> **The task**
Write out each entry, exactly the way it appears.

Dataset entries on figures
-*-

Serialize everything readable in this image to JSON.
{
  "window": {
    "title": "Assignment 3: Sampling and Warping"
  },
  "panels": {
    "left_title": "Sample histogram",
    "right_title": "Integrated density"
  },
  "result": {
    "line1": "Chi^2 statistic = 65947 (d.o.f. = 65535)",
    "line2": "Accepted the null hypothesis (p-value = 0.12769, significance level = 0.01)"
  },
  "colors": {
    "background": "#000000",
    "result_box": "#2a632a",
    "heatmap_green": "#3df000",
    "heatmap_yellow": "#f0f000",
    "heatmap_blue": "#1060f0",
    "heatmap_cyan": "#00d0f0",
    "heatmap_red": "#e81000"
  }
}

-*-

> **Task response**
Serialize everything readable in this image to JSON.
{
  "window": {
    "title": "Assignment 3: Sampling and Warping"
  },
  "panels": {
    "left_title": "Sample histogram",
    "right_title": "Integrated density"
  },
  "result": {
    "line1": "Chi^2 statistic = 65947 (d.o.f. = 65535)",
    "line2": "Accepted the null hypothesis (p-value = 0.12769, significance level = 0.01)"
  },
  "colors": {
    "background": "#000000",
    "result_box": "#2a632a",
    "heatmap_green": "#3df000",
    "heatmap_yellow": "#f0f000",
    "heatmap_blue": "#1060f0",
    "heatmap_cyan": "#00d0f0",
    "heatmap_red": "#e81000"
  }
}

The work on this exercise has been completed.